Work out how many lines hold "Generate". Give the number and nothing else.

──────── WORKING DATA

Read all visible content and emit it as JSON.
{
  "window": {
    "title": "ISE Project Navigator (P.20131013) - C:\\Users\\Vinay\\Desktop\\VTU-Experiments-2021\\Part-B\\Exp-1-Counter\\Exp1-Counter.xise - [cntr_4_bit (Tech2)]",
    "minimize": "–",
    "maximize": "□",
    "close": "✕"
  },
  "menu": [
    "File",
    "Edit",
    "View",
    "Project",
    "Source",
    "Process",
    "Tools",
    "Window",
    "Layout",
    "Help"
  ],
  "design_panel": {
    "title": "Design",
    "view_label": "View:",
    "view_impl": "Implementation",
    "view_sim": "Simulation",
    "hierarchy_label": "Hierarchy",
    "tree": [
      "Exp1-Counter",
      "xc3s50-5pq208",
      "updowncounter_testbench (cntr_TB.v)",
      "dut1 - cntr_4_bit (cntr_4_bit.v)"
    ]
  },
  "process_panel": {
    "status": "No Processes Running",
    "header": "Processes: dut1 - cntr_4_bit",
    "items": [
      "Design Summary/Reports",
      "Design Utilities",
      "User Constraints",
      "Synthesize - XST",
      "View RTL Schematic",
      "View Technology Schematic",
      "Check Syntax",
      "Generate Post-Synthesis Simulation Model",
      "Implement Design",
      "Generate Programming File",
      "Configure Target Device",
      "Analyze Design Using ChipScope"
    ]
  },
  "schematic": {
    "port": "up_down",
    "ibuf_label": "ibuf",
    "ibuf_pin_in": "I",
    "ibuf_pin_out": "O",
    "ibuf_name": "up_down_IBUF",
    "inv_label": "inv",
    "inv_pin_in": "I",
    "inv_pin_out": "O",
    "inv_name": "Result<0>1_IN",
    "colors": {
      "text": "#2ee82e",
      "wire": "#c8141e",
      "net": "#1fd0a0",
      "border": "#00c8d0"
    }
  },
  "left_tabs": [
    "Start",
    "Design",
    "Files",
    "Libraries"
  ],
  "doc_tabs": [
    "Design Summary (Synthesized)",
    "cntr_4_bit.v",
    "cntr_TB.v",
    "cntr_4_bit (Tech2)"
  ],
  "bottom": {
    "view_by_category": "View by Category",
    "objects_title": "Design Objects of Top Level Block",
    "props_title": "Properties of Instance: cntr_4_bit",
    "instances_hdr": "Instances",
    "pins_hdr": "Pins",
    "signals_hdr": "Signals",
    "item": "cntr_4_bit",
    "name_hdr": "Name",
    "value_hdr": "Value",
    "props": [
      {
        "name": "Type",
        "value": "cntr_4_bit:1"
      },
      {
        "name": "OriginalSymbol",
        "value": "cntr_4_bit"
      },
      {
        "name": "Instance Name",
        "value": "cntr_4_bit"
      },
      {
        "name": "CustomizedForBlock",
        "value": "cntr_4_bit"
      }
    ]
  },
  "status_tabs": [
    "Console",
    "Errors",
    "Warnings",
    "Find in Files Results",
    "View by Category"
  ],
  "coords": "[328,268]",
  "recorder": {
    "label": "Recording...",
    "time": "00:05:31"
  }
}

────────────────
──────── WORKING DATA

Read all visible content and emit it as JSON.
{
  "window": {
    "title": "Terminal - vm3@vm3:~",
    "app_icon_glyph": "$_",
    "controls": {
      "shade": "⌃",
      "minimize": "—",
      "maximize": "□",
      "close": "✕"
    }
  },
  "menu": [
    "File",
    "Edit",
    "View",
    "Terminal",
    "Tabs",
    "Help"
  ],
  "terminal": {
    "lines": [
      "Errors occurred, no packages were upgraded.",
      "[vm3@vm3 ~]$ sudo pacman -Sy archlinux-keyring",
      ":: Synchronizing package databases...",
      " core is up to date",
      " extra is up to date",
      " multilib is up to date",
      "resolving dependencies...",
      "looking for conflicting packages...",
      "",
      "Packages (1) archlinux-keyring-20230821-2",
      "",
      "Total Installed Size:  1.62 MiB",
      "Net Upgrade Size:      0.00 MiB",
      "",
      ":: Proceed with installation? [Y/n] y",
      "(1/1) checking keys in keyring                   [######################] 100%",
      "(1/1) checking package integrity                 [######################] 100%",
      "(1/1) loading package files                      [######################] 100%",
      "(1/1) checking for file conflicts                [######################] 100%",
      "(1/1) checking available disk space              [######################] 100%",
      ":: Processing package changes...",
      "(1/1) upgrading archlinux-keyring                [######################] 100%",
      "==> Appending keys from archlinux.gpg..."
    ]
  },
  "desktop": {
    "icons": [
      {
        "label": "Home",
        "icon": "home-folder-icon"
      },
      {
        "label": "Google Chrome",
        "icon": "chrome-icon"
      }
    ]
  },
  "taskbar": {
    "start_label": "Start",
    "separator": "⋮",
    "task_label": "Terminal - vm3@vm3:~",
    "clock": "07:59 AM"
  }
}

────────────────
──────── WORKING DATA

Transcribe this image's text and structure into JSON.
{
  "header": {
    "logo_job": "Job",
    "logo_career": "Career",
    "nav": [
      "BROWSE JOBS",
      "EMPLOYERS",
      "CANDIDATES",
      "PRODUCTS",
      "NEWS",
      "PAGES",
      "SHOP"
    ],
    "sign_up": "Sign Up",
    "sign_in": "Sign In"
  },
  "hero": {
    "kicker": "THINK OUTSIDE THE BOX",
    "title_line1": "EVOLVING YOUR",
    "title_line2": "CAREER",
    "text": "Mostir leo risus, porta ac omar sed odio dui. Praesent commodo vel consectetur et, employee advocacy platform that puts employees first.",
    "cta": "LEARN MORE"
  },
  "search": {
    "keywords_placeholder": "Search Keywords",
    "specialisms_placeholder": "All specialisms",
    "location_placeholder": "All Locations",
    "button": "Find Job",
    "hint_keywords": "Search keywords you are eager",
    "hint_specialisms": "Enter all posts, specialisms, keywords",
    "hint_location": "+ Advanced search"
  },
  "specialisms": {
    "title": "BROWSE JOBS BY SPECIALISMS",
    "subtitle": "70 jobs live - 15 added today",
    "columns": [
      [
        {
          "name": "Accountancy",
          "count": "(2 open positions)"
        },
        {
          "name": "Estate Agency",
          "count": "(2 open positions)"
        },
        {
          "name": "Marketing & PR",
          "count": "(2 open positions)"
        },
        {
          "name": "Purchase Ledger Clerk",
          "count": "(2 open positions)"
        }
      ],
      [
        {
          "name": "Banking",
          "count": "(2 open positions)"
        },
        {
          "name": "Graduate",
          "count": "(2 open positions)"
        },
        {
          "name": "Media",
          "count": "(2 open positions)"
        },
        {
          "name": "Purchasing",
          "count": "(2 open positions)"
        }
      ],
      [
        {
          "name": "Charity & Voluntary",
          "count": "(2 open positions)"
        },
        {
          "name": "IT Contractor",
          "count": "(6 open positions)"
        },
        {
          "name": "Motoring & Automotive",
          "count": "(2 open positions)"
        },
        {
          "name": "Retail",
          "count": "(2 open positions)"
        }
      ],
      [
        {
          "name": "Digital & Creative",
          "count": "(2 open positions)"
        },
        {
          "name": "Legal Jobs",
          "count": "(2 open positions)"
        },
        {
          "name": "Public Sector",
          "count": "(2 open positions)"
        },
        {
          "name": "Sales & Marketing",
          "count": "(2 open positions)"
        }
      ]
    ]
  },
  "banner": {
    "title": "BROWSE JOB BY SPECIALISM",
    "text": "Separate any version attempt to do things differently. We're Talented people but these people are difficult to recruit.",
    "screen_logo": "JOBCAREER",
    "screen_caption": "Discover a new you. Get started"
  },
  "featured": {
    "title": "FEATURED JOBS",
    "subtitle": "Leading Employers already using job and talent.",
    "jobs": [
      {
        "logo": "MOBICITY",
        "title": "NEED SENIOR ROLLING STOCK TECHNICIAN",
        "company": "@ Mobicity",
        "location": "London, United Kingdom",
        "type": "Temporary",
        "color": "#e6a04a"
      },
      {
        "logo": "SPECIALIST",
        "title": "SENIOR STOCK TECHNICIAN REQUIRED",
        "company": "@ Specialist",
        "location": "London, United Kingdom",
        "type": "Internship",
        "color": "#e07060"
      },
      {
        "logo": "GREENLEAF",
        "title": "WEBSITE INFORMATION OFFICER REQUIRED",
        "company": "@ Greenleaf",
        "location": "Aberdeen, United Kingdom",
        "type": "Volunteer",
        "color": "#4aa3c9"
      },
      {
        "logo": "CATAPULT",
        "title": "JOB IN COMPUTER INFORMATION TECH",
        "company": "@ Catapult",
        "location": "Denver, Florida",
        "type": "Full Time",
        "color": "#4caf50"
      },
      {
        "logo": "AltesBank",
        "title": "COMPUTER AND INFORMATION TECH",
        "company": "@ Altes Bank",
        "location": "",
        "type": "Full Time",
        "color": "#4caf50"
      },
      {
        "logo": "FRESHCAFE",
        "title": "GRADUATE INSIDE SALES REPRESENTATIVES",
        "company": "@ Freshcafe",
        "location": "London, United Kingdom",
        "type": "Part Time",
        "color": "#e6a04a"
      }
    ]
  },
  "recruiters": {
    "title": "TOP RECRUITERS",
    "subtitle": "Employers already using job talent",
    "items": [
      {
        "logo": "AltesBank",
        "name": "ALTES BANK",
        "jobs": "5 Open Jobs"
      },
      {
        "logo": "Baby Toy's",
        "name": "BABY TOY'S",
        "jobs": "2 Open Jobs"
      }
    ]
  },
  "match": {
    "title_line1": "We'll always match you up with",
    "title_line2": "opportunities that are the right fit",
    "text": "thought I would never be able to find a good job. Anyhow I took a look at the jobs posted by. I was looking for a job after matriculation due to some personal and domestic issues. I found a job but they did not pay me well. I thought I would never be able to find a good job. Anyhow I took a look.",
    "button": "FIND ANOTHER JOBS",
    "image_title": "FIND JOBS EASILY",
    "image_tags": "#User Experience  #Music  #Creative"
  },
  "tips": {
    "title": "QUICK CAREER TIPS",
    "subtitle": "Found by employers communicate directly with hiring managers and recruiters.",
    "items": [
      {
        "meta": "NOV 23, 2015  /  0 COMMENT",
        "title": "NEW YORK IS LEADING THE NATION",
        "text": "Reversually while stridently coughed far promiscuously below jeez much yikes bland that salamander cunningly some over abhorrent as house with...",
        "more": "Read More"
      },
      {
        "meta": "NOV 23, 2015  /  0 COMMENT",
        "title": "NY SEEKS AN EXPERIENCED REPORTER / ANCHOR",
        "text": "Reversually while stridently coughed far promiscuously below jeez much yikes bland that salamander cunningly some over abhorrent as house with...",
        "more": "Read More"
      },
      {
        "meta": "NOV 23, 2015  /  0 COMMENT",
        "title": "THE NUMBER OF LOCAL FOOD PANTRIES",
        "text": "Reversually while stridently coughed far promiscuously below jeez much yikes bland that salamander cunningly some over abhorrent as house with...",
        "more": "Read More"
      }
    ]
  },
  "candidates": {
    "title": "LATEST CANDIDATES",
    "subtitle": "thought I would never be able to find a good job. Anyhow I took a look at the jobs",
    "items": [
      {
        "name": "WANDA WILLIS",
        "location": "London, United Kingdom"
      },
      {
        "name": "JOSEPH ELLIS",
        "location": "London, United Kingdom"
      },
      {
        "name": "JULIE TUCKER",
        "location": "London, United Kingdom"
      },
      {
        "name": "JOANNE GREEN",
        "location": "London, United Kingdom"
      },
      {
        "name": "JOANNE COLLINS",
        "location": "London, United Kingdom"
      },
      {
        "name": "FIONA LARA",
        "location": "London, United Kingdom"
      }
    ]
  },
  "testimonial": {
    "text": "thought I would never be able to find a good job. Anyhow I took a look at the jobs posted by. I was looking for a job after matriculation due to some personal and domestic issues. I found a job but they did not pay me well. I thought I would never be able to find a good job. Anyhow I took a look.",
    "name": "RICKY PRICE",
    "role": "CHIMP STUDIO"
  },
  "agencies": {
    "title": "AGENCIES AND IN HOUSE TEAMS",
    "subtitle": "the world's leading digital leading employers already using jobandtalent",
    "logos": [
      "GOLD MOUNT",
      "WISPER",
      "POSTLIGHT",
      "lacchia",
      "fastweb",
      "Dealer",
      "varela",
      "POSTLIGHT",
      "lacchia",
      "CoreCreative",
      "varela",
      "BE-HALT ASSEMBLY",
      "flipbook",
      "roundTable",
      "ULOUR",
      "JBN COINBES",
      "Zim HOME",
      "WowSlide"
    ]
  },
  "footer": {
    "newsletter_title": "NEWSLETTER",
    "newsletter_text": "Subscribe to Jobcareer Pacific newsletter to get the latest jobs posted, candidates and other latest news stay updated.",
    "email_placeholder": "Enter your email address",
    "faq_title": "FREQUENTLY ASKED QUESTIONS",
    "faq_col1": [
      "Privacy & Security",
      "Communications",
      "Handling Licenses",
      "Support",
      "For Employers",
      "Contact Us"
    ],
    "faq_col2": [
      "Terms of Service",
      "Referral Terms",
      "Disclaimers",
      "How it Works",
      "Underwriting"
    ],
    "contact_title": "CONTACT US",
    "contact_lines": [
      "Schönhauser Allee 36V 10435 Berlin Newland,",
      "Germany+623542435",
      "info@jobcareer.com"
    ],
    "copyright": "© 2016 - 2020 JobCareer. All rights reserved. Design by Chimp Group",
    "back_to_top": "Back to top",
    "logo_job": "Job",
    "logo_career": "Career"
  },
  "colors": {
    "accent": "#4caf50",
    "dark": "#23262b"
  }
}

────────────────

▸ EXPECTED OUTPUT
2